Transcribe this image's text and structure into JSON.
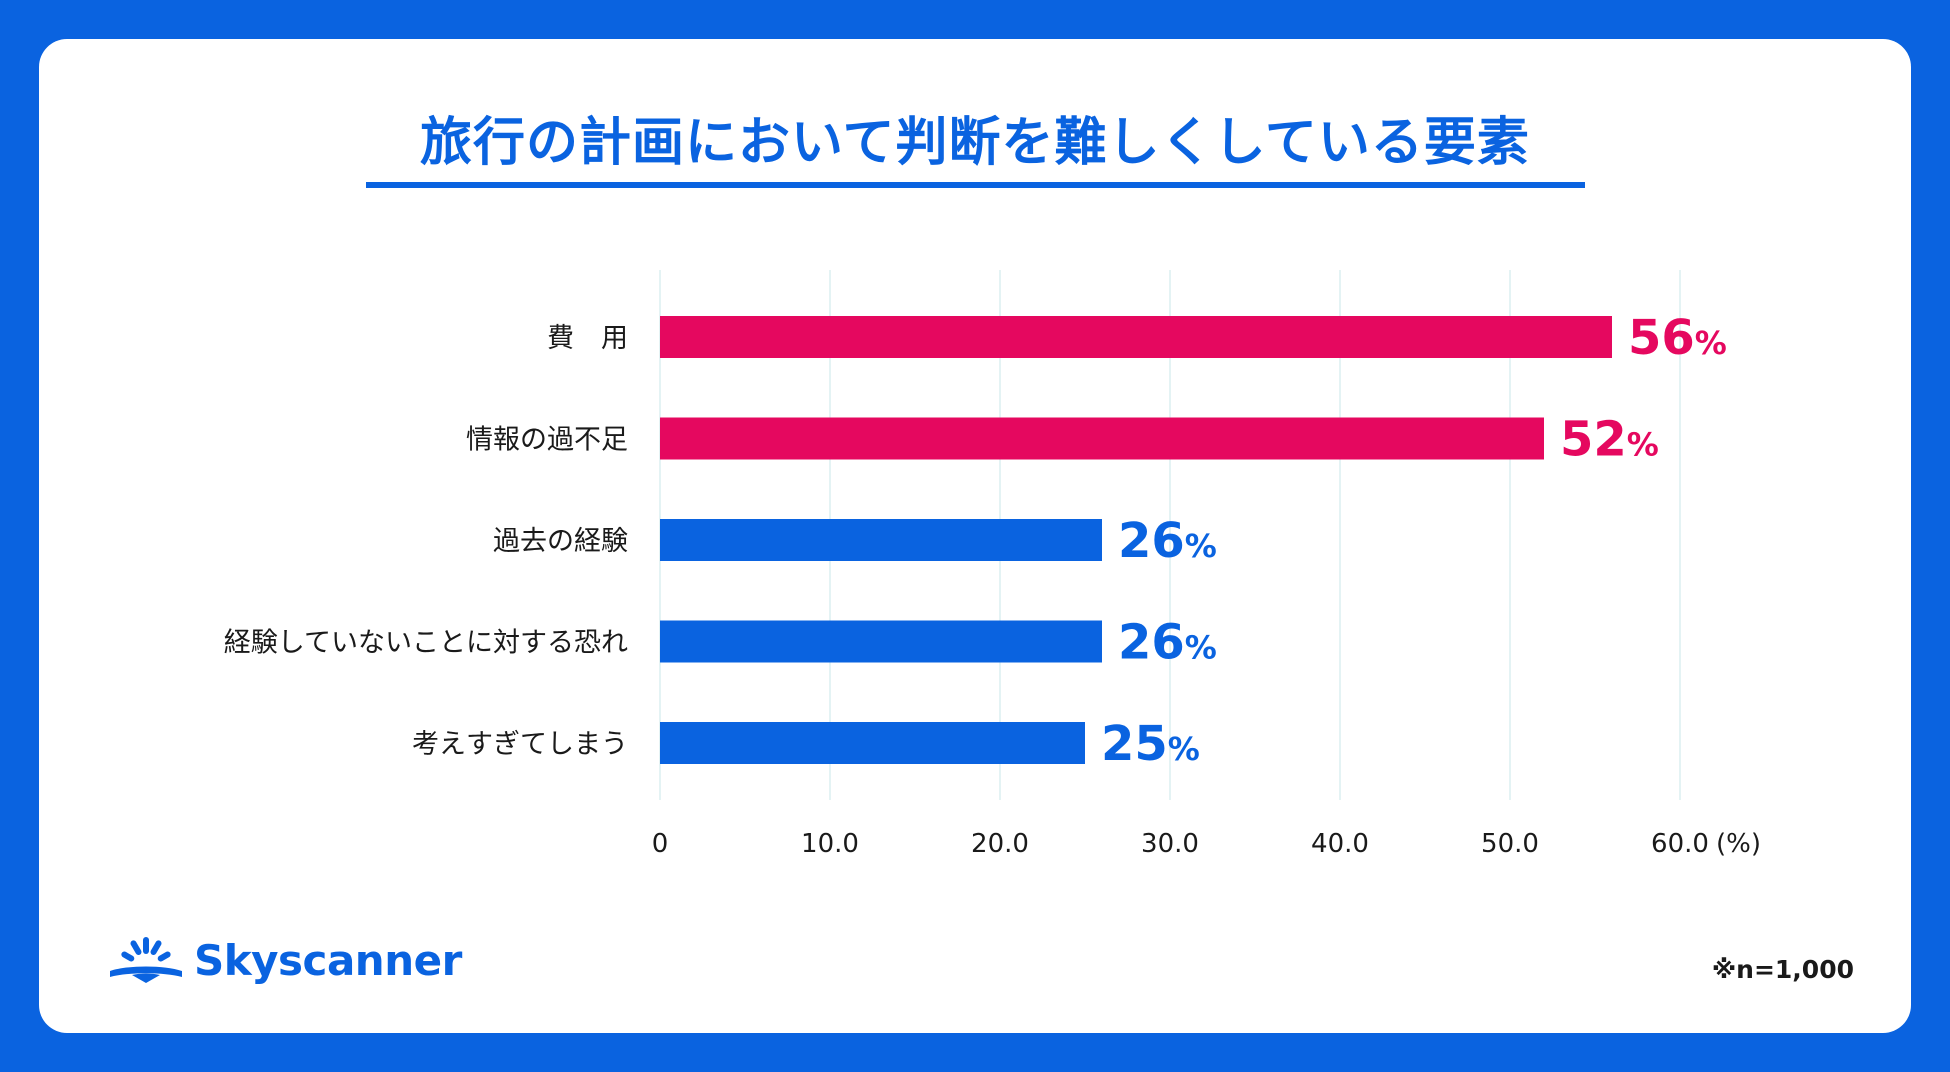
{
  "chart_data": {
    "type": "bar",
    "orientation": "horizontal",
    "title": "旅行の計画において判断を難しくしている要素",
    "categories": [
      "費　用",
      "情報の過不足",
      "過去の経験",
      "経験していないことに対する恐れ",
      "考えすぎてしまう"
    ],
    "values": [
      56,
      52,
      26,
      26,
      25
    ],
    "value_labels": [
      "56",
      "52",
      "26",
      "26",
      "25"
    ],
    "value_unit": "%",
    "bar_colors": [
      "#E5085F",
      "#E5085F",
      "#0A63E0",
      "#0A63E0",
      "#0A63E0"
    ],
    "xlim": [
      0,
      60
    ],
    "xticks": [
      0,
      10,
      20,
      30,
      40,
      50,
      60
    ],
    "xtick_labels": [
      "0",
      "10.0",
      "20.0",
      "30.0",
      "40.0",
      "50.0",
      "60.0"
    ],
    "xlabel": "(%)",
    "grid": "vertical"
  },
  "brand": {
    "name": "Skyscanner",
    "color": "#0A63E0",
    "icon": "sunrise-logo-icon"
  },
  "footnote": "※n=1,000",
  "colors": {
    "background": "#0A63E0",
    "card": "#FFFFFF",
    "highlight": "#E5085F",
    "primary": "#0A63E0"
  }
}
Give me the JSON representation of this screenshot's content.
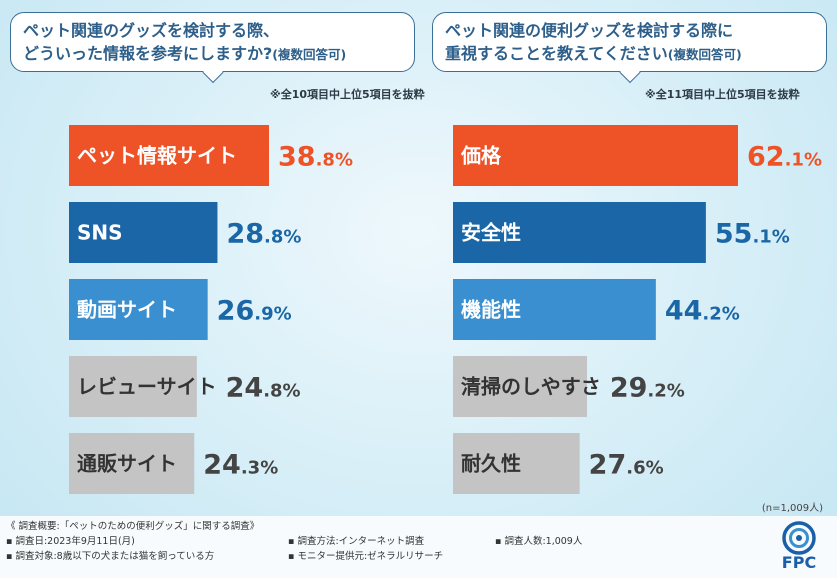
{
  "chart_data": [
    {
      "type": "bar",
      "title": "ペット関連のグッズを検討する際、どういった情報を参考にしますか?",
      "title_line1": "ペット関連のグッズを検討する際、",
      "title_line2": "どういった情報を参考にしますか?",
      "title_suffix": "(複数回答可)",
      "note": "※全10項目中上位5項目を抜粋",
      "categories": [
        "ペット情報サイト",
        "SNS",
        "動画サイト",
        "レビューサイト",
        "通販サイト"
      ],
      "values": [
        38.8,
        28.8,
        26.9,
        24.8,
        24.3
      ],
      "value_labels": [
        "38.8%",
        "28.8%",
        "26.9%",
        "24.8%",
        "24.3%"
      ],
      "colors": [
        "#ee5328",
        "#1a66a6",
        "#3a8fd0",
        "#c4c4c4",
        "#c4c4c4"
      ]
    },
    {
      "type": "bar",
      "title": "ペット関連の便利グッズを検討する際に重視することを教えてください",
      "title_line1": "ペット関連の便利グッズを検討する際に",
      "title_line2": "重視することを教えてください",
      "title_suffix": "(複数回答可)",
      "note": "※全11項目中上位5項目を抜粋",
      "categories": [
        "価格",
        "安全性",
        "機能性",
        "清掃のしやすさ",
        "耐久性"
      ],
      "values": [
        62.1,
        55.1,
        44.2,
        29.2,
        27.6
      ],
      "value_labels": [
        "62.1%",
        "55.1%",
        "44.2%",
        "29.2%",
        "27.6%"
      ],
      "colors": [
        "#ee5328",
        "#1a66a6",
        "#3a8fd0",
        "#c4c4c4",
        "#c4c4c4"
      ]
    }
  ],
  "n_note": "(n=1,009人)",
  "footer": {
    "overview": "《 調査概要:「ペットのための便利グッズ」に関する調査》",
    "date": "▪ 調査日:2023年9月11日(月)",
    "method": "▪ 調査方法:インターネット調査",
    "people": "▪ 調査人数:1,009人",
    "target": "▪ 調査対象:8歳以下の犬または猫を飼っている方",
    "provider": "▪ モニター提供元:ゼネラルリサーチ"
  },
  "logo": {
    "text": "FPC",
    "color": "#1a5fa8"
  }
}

- Written request -
Output the entries above exactly. Drop the pictures.

- Written answer -
Transcribe this image's text and structure into JSON.
{
  "chart_data": {
    "type": "bar",
    "orientation": "horizontal",
    "title": "旅行の計画において判断を難しくしている要素",
    "categories": [
      "費　用",
      "情報の過不足",
      "過去の経験",
      "経験していないことに対する恐れ",
      "考えすぎてしまう"
    ],
    "values": [
      56,
      52,
      26,
      26,
      25
    ],
    "value_labels": [
      "56",
      "52",
      "26",
      "26",
      "25"
    ],
    "value_unit": "%",
    "bar_colors": [
      "#E5085F",
      "#E5085F",
      "#0A63E0",
      "#0A63E0",
      "#0A63E0"
    ],
    "xlim": [
      0,
      60
    ],
    "xticks": [
      0,
      10,
      20,
      30,
      40,
      50,
      60
    ],
    "xtick_labels": [
      "0",
      "10.0",
      "20.0",
      "30.0",
      "40.0",
      "50.0",
      "60.0"
    ],
    "xlabel": "(%)",
    "grid": "vertical"
  },
  "brand": {
    "name": "Skyscanner",
    "color": "#0A63E0",
    "icon": "sunrise-logo-icon"
  },
  "footnote": "※n=1,000",
  "colors": {
    "background": "#0A63E0",
    "card": "#FFFFFF",
    "highlight": "#E5085F",
    "primary": "#0A63E0"
  }
}
Give me the JSON representation of this screenshot's content.
{
  "chart_data": [
    {
      "type": "bar",
      "title": "ペット関連のグッズを検討する際、どういった情報を参考にしますか?",
      "title_line1": "ペット関連のグッズを検討する際、",
      "title_line2": "どういった情報を参考にしますか?",
      "title_suffix": "(複数回答可)",
      "note": "※全10項目中上位5項目を抜粋",
      "categories": [
        "ペット情報サイト",
        "SNS",
        "動画サイト",
        "レビューサイト",
        "通販サイト"
      ],
      "values": [
        38.8,
        28.8,
        26.9,
        24.8,
        24.3
      ],
      "value_labels": [
        "38.8%",
        "28.8%",
        "26.9%",
        "24.8%",
        "24.3%"
      ],
      "colors": [
        "#ee5328",
        "#1a66a6",
        "#3a8fd0",
        "#c4c4c4",
        "#c4c4c4"
      ]
    },
    {
      "type": "bar",
      "title": "ペット関連の便利グッズを検討する際に重視することを教えてください",
      "title_line1": "ペット関連の便利グッズを検討する際に",
      "title_line2": "重視することを教えてください",
      "title_suffix": "(複数回答可)",
      "note": "※全11項目中上位5項目を抜粋",
      "categories": [
        "価格",
        "安全性",
        "機能性",
        "清掃のしやすさ",
        "耐久性"
      ],
      "values": [
        62.1,
        55.1,
        44.2,
        29.2,
        27.6
      ],
      "value_labels": [
        "62.1%",
        "55.1%",
        "44.2%",
        "29.2%",
        "27.6%"
      ],
      "colors": [
        "#ee5328",
        "#1a66a6",
        "#3a8fd0",
        "#c4c4c4",
        "#c4c4c4"
      ]
    }
  ],
  "n_note": "(n=1,009人)",
  "footer": {
    "overview": "《 調査概要:「ペットのための便利グッズ」に関する調査》",
    "date": "▪ 調査日:2023年9月11日(月)",
    "method": "▪ 調査方法:インターネット調査",
    "people": "▪ 調査人数:1,009人",
    "target": "▪ 調査対象:8歳以下の犬または猫を飼っている方",
    "provider": "▪ モニター提供元:ゼネラルリサーチ"
  },
  "logo": {
    "text": "FPC",
    "color": "#1a5fa8"
  }
}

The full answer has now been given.